[start RECORDS PROVIDED]
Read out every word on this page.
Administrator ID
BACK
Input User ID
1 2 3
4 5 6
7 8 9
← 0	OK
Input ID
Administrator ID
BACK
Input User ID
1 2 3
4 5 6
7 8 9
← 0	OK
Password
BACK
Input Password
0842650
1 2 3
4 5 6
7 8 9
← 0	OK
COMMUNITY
[end RECORDS PROVIDED]
(DIRECTION) Please copy out each record, character for character.

(WORKED ANSWER)
Read out every word on this page.
Administrator ID
BACK
Input User ID
1 2 3
4 5 6
7 8 9
← 0	OK
Input ID
Administrator ID
BACK
Input User ID
1 2 3
4 5 6
7 8 9
← 0	OK
Password
BACK
Input Password
0842650
1 2 3
4 5 6
7 8 9
← 0	OK
COMMUNITY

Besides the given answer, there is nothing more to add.